• **GIVEN TASK**:
Can you reproduce, word for word, the part of the passage on childhood money stories that opens with the words containing "When I was growing" and closes with "along their beliefs."?

• **PASSAGE SHOWN**:
******************************

The stories that play in our head are often put there by what is happening in the world around us as we grow up.  We hear the stories from our parents, friends and society and depending on how loud and prevalent they are, we tend to adopt them as our world view.

When I was growing up, the story that was playing was that you have to be very careful with money and save for a rainy day that was surely coming. We could not continue to count on our good luck as someday it would change and we needed to prepare for that change.

There are many reasons why this story was prevalent in our household and in similar middle class households around us. Most of our parents were children of war and depression impacted parents and they had had this story drilled into them. Our parents simply passed along their beliefs.

Everyone interprets the stories they hear differently.  One person might take the story that good luck can’t last and go out and spend their money so there is nothing to lose when that bad day comes. I chose to believe that I had to save every dollar that wasn’t going to a clearly defined necessity such as food or shelter.  Every spending decision for me became a debate in my head: “do I really need this or would it be better to save my money for the day when I will not be able to make any money and will therefore otherwise be destitute?”  The rainy day always won the debate in my head and I simply stopped spending money.

******************************

• **Stored data records**:
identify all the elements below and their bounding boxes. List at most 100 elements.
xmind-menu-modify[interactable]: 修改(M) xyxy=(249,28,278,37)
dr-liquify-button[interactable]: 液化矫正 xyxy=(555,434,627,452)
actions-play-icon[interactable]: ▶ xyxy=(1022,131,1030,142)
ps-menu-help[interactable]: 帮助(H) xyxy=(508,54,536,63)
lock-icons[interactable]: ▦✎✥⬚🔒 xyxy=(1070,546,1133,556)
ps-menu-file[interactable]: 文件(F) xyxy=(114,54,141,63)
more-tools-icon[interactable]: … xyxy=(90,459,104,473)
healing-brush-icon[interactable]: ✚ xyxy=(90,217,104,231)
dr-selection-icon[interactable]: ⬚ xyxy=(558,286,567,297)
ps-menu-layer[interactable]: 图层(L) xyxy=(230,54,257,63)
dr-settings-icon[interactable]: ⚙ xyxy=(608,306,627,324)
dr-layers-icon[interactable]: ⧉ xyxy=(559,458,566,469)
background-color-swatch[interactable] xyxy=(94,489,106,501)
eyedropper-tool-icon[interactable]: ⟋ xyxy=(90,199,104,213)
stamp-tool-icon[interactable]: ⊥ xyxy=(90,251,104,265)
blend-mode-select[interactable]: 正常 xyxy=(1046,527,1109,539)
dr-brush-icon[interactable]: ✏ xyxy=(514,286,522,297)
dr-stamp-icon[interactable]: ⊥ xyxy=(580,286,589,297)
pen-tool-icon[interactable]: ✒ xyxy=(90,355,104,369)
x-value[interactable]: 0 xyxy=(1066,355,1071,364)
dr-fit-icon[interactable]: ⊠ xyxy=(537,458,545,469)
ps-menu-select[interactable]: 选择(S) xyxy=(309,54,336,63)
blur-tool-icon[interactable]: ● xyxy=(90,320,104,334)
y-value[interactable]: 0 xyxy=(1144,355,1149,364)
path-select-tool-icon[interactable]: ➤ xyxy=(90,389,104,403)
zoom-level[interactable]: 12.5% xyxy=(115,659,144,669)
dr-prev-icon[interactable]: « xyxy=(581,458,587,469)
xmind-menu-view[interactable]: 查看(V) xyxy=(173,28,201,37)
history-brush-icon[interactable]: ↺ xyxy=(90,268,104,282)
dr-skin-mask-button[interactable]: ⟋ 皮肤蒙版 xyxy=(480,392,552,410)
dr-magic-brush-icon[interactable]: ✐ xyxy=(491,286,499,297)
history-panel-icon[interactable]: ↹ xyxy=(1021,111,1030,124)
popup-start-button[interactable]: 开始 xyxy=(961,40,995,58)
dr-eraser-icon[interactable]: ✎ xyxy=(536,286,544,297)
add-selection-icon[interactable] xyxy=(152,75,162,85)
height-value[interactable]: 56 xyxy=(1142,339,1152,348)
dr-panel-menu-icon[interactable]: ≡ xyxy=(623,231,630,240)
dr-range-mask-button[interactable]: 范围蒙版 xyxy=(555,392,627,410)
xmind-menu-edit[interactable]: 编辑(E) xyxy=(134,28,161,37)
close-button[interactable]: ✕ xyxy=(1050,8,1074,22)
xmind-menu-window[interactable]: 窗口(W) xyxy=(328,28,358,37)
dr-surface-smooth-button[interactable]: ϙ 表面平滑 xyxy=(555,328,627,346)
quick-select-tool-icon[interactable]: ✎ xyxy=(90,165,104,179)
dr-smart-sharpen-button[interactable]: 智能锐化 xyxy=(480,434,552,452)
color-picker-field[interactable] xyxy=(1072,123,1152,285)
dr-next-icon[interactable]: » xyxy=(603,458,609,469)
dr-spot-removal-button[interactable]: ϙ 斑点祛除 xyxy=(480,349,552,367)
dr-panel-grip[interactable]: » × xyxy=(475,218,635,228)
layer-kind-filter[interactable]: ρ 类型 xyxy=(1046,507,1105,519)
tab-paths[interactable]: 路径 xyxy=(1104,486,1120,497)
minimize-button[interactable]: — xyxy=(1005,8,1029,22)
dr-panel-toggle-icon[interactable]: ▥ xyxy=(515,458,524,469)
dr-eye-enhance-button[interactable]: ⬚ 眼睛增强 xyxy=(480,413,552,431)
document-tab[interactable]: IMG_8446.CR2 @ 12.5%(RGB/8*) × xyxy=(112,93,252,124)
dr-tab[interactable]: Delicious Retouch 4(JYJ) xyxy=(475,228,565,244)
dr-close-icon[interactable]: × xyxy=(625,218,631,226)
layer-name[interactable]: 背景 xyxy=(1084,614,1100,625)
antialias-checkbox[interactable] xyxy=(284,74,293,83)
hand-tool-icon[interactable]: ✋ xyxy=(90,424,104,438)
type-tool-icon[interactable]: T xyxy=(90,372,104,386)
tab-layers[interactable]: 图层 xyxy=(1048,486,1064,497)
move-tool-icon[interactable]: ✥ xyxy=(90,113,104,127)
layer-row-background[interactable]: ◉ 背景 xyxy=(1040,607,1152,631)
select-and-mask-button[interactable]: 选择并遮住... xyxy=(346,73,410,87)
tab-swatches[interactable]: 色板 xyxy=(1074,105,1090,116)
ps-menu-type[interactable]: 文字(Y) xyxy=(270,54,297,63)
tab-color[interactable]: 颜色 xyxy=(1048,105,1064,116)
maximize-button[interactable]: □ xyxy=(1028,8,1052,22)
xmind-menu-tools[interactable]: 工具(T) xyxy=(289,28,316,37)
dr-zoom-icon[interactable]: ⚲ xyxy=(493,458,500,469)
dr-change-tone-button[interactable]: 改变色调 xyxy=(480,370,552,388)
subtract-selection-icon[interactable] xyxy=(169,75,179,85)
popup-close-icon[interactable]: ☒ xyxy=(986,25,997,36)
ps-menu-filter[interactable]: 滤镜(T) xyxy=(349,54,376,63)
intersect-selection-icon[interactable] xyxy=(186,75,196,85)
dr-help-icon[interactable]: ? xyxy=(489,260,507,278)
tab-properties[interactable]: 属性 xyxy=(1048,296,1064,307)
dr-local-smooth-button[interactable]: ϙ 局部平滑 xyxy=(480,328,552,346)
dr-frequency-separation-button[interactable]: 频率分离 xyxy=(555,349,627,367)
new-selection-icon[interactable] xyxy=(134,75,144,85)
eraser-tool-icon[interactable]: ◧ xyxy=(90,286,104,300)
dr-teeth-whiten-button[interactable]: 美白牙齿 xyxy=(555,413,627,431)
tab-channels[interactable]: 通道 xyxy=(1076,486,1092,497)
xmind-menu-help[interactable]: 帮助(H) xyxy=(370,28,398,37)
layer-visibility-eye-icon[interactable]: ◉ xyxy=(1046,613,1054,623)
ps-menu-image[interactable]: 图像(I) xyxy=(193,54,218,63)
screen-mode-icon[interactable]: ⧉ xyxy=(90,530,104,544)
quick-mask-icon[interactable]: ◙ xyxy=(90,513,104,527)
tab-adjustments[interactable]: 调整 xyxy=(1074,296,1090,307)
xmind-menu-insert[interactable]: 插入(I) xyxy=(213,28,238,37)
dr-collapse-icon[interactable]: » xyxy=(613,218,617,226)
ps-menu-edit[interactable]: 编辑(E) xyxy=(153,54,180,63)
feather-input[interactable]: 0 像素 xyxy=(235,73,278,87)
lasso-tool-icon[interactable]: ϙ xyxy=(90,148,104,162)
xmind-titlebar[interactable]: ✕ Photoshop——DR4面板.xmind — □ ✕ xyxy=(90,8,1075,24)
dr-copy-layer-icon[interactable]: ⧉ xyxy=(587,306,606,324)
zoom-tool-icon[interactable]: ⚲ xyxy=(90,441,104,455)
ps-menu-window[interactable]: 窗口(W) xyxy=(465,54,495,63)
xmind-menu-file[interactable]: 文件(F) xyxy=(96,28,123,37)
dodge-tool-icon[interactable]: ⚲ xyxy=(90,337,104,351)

******************************

• **EXERCISE OUTPUT**:
When I was growing up, the story that was playing was that you have to be very careful with money and save for a rainy day that was surely coming. We could not continue to count on our good luck as someday it would change and we needed to prepare for that change.

There are many reasons why this story was prevalent in our household and in similar middle class households around us. Most of our parents were children of war and depression impacted parents and they had had this story drilled into them. Our parents simply passed along their beliefs.